Stated task ▸
All lines featuring the string "Вернуть" are to be listed.

------------------------------------------------------------

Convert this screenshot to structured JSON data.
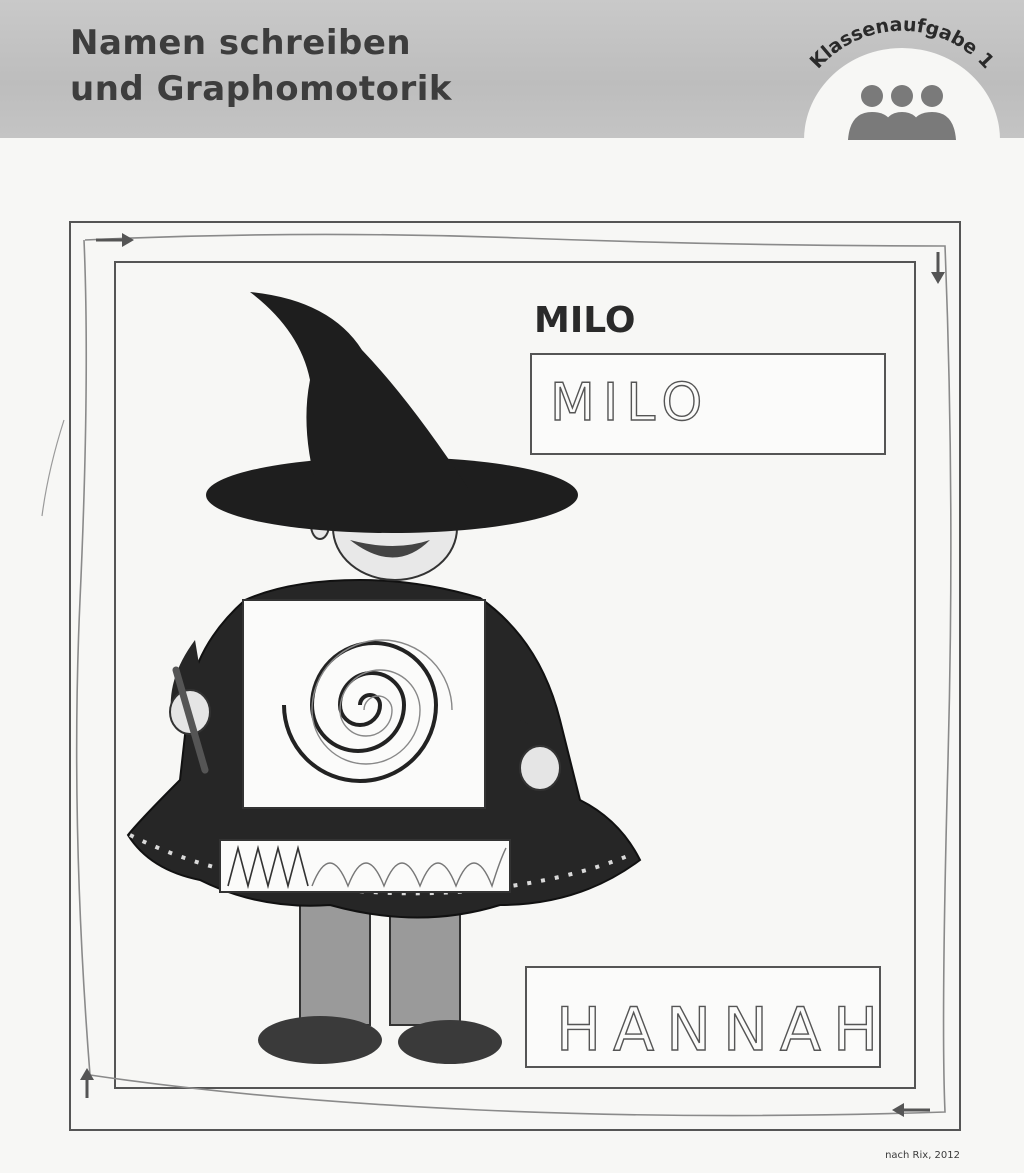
{
  "header": {
    "title_line1": "Namen schreiben",
    "title_line2": "und Graphomotorik",
    "badge_label": "Klassenaufgabe 1"
  },
  "worksheet": {
    "printed_name": "MILO",
    "handwritten_name_top": "MILO",
    "handwritten_name_bottom": "HANNAH"
  },
  "footer": {
    "credit": "nach Rix, 2012"
  }
}
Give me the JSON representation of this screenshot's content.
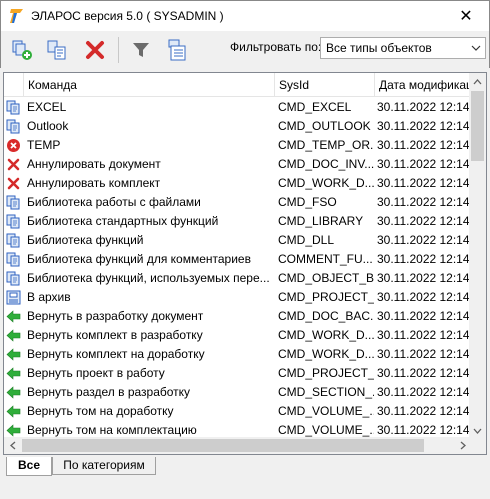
{
  "window": {
    "title": "ЭЛАРОС версия 5.0 ( SYSADMIN )",
    "close_glyph": "✕"
  },
  "toolbar": {
    "filter_label": "Фильтровать по:",
    "filter_value": "Все типы объектов"
  },
  "table": {
    "columns": [
      "Команда",
      "SysId",
      "Дата модификац"
    ],
    "rows": [
      {
        "icon": "blue-command-icon",
        "name": "EXCEL",
        "sysid": "CMD_EXCEL",
        "date": "30.11.2022 12:14"
      },
      {
        "icon": "blue-command-icon",
        "name": "Outlook",
        "sysid": "CMD_OUTLOOK",
        "date": "30.11.2022 12:14"
      },
      {
        "icon": "red-circle-x-icon",
        "name": "TEMP",
        "sysid": "CMD_TEMP_OR...",
        "date": "30.11.2022 12:14"
      },
      {
        "icon": "red-x-icon",
        "name": "Аннулировать документ",
        "sysid": "CMD_DOC_INV...",
        "date": "30.11.2022 12:14"
      },
      {
        "icon": "red-x-icon",
        "name": "Аннулировать комплект",
        "sysid": "CMD_WORK_D...",
        "date": "30.11.2022 12:14"
      },
      {
        "icon": "blue-command-icon",
        "name": "Библиотека работы с файлами",
        "sysid": "CMD_FSO",
        "date": "30.11.2022 12:14"
      },
      {
        "icon": "blue-command-icon",
        "name": "Библиотека стандартных функций",
        "sysid": "CMD_LIBRARY",
        "date": "30.11.2022 12:14"
      },
      {
        "icon": "blue-command-icon",
        "name": "Библиотека функций",
        "sysid": "CMD_DLL",
        "date": "30.11.2022 12:14"
      },
      {
        "icon": "blue-command-icon",
        "name": "Библиотека функций для комментариев",
        "sysid": "COMMENT_FU...",
        "date": "30.11.2022 12:14"
      },
      {
        "icon": "blue-command-icon",
        "name": "Библиотека функций, используемых пере...",
        "sysid": "CMD_OBJECT_B...",
        "date": "30.11.2022 12:14"
      },
      {
        "icon": "archive-icon",
        "name": "В архив",
        "sysid": "CMD_PROJECT_...",
        "date": "30.11.2022 12:14"
      },
      {
        "icon": "green-arrow-left-icon",
        "name": "Вернуть в разработку документ",
        "sysid": "CMD_DOC_BAC...",
        "date": "30.11.2022 12:14"
      },
      {
        "icon": "green-arrow-left-icon",
        "name": "Вернуть комплект в разработку",
        "sysid": "CMD_WORK_D...",
        "date": "30.11.2022 12:14"
      },
      {
        "icon": "green-arrow-left-icon",
        "name": "Вернуть комплект на доработку",
        "sysid": "CMD_WORK_D...",
        "date": "30.11.2022 12:14"
      },
      {
        "icon": "green-arrow-left-icon",
        "name": "Вернуть проект в работу",
        "sysid": "CMD_PROJECT_...",
        "date": "30.11.2022 12:14"
      },
      {
        "icon": "green-arrow-left-icon",
        "name": "Вернуть раздел в разработку",
        "sysid": "CMD_SECTION_...",
        "date": "30.11.2022 12:14"
      },
      {
        "icon": "green-arrow-left-icon",
        "name": "Вернуть том на доработку",
        "sysid": "CMD_VOLUME_...",
        "date": "30.11.2022 12:14"
      },
      {
        "icon": "green-arrow-left-icon",
        "name": "Вернуть том на комплектацию",
        "sysid": "CMD_VOLUME_...",
        "date": "30.11.2022 12:14"
      }
    ]
  },
  "tabs": [
    "Все",
    "По категориям"
  ],
  "active_tab": "Все"
}
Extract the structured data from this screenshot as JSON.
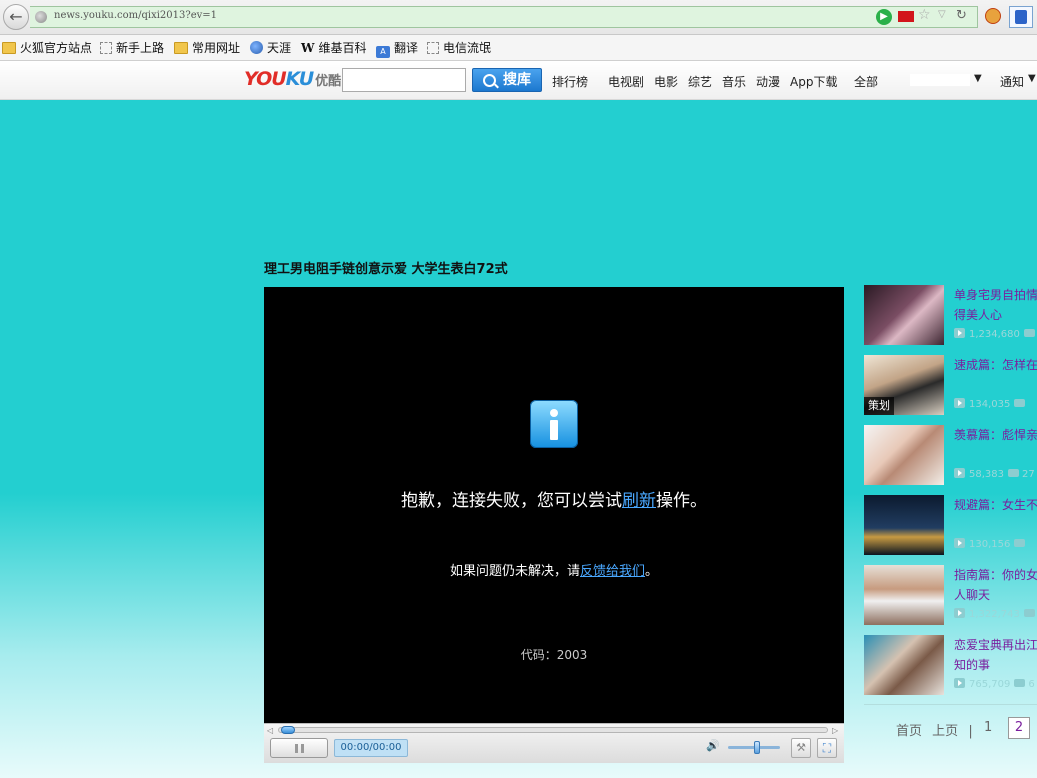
{
  "browser": {
    "url": "news.youku.com/qixi2013?ev=1"
  },
  "bookmarks": [
    {
      "label": "火狐官方站点",
      "icon": "folder-icon"
    },
    {
      "label": "新手上路",
      "icon": "blank-page-icon"
    },
    {
      "label": "常用网址",
      "icon": "folder-icon"
    },
    {
      "label": "天涯",
      "icon": "tianya-icon"
    },
    {
      "label": "维基百科",
      "icon": "wikipedia-icon"
    },
    {
      "label": "翻译",
      "icon": "translate-icon"
    },
    {
      "label": "电信流氓",
      "icon": "blank-page-icon"
    }
  ],
  "header": {
    "logo_you": "YOU",
    "logo_ku": "KU",
    "logo_cn": "优酷",
    "search_button": "搜库",
    "nav": [
      "排行榜",
      "电视剧",
      "电影",
      "综艺",
      "音乐",
      "动漫",
      "App下载",
      "全部"
    ],
    "notice": "通知"
  },
  "video": {
    "title": "理工男电阻手链创意示爱 大学生表白72式",
    "error_main_prefix": "抱歉，连接失败，您可以尝试",
    "error_main_link": "刷新",
    "error_main_suffix": "操作。",
    "error_sub_prefix": "如果问题仍未解决，请",
    "error_sub_link": "反馈给我们",
    "error_sub_suffix": "。",
    "error_code": "代码：2003",
    "time": "00:00/00:00"
  },
  "related": [
    {
      "title": "单身宅男自拍情得美人心",
      "views": "1,234,680",
      "comments": "",
      "badge": ""
    },
    {
      "title": "速成篇：怎样在",
      "views": "134,035",
      "comments": "",
      "badge": "策划"
    },
    {
      "title": "羡慕篇：彪悍亲",
      "views": "58,383",
      "comments": "27",
      "badge": ""
    },
    {
      "title": "规避篇：女生不",
      "views": "130,156",
      "comments": "",
      "badge": ""
    },
    {
      "title": "指南篇：你的女人聊天",
      "views": "1,322,743",
      "comments": "",
      "badge": ""
    },
    {
      "title": "恋爱宝典再出江知的事",
      "views": "765,709",
      "comments": "6",
      "badge": ""
    }
  ],
  "pager": {
    "first": "首页",
    "prev": "上页",
    "sep": "|",
    "page1": "1",
    "page2": "2"
  },
  "colors": {
    "page_bg": "#23cfd0",
    "related_title": "#7a1f9e",
    "link": "#4aa8ff",
    "search_btn": "#1c78cf"
  }
}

------------------------------------------------------------

The result ▸
        "name": "Вернуть в разработку документ",
        "name": "Вернуть комплект в разработку",
        "name": "Вернуть комплект на доработку",
        "name": "Вернуть проект в работу",
        "name": "Вернуть раздел в разработку",
        "name": "Вернуть том на доработку",
        "name": "Вернуть том на комплектацию",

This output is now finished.